> [TASK TO COMPLETE] Write out the records that appear below, verbatim and complete, but without pictures.

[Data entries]
• • • •

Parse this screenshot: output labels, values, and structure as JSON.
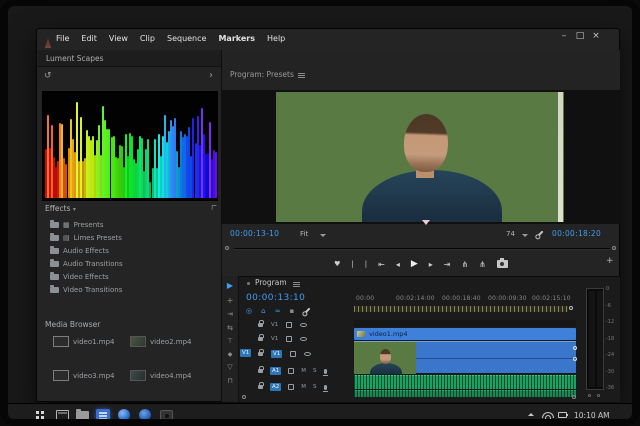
{
  "titlebar": {
    "menu": [
      "File",
      "Edit",
      "View",
      "Clip",
      "Sequence",
      "Markers",
      "Help"
    ],
    "window_controls": {
      "minimize": "–",
      "maximize": "□",
      "close": "×"
    }
  },
  "left_panel": {
    "tab_label": "Lument Scapes",
    "icons": {
      "refresh": "↺",
      "chevron_right": "›",
      "panel_corner": "∟",
      "dropdown": "▾"
    },
    "effects": {
      "title": "Effects",
      "badges": [
        "▦",
        "▤"
      ],
      "items": [
        "Presents",
        "Limes Presets",
        "Audio Effects",
        "Audio Transitions",
        "Video Effects",
        "Video Transitions"
      ]
    },
    "media_browser": {
      "title": "Media Browser",
      "files": [
        "video1.mp4",
        "video2.mp4",
        "video3.mp4",
        "video4.mp4"
      ]
    }
  },
  "program_monitor": {
    "title": "Program: Presets",
    "timecode_in": "00:00:13-10",
    "zoom_level": "Fit",
    "playback_resolution": "74",
    "timecode_out": "00:00:18:20",
    "transport": {
      "add_marker": "♥",
      "mark_in": "|",
      "mark_out": "|",
      "go_to_in": "⇤",
      "step_back": "◂",
      "play": "▶",
      "step_forward": "▸",
      "go_to_out": "⇥",
      "lift": "⋔",
      "extract": "⋔"
    },
    "add_button": "+"
  },
  "timeline": {
    "tab_label": "Program",
    "timecode": "00:00:13:10",
    "tools": [
      "▶",
      "+",
      "⇥",
      "⇆",
      "⊤",
      "◆",
      "▽",
      "⊓"
    ],
    "toggles": [
      "◎",
      "⌂",
      "≈",
      "▪"
    ],
    "ruler_labels": [
      "00:00",
      "00:02:14:00",
      "00:00:18:40",
      "00:00:09:30",
      "00:02:15:10"
    ],
    "source_patch": "V1",
    "tracks": {
      "video": [
        "V1",
        "V1",
        "V1"
      ],
      "audio": [
        "A1",
        "A2"
      ],
      "mute": "M",
      "solo": "S"
    },
    "clip_name": "video1.mp4"
  },
  "audio_meter": {
    "ticks": [
      "0",
      "-6",
      "-12",
      "-18",
      "-24",
      "-30",
      "-36"
    ]
  },
  "taskbar": {
    "time": "10:10 AM"
  },
  "colors": {
    "accent_blue": "#3f9ef5",
    "clip_blue": "#3f80da",
    "audio_green": "#17a463",
    "selection_blue": "#2e74b8"
  }
}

• • • •

> [SOLVED EXERCISE]
Parse this screenshot: output labels, values, and structure as JSON.
{
  "titlebar": {
    "menu": [
      "File",
      "Edit",
      "View",
      "Clip",
      "Sequence",
      "Markers",
      "Help"
    ],
    "window_controls": {
      "minimize": "–",
      "maximize": "□",
      "close": "×"
    }
  },
  "left_panel": {
    "tab_label": "Lument Scapes",
    "icons": {
      "refresh": "↺",
      "chevron_right": "›",
      "panel_corner": "∟",
      "dropdown": "▾"
    },
    "effects": {
      "title": "Effects",
      "badges": [
        "▦",
        "▤"
      ],
      "items": [
        "Presents",
        "Limes Presets",
        "Audio Effects",
        "Audio Transitions",
        "Video Effects",
        "Video Transitions"
      ]
    },
    "media_browser": {
      "title": "Media Browser",
      "files": [
        "video1.mp4",
        "video2.mp4",
        "video3.mp4",
        "video4.mp4"
      ]
    }
  },
  "program_monitor": {
    "title": "Program: Presets",
    "timecode_in": "00:00:13-10",
    "zoom_level": "Fit",
    "playback_resolution": "74",
    "timecode_out": "00:00:18:20",
    "transport": {
      "add_marker": "♥",
      "mark_in": "|",
      "mark_out": "|",
      "go_to_in": "⇤",
      "step_back": "◂",
      "play": "▶",
      "step_forward": "▸",
      "go_to_out": "⇥",
      "lift": "⋔",
      "extract": "⋔"
    },
    "add_button": "+"
  },
  "timeline": {
    "tab_label": "Program",
    "timecode": "00:00:13:10",
    "tools": [
      "▶",
      "+",
      "⇥",
      "⇆",
      "⊤",
      "◆",
      "▽",
      "⊓"
    ],
    "toggles": [
      "◎",
      "⌂",
      "≈",
      "▪"
    ],
    "ruler_labels": [
      "00:00",
      "00:02:14:00",
      "00:00:18:40",
      "00:00:09:30",
      "00:02:15:10"
    ],
    "source_patch": "V1",
    "tracks": {
      "video": [
        "V1",
        "V1",
        "V1"
      ],
      "audio": [
        "A1",
        "A2"
      ],
      "mute": "M",
      "solo": "S"
    },
    "clip_name": "video1.mp4"
  },
  "audio_meter": {
    "ticks": [
      "0",
      "-6",
      "-12",
      "-18",
      "-24",
      "-30",
      "-36"
    ]
  },
  "taskbar": {
    "time": "10:10 AM"
  },
  "colors": {
    "accent_blue": "#3f9ef5",
    "clip_blue": "#3f80da",
    "audio_green": "#17a463",
    "selection_blue": "#2e74b8"
  }
}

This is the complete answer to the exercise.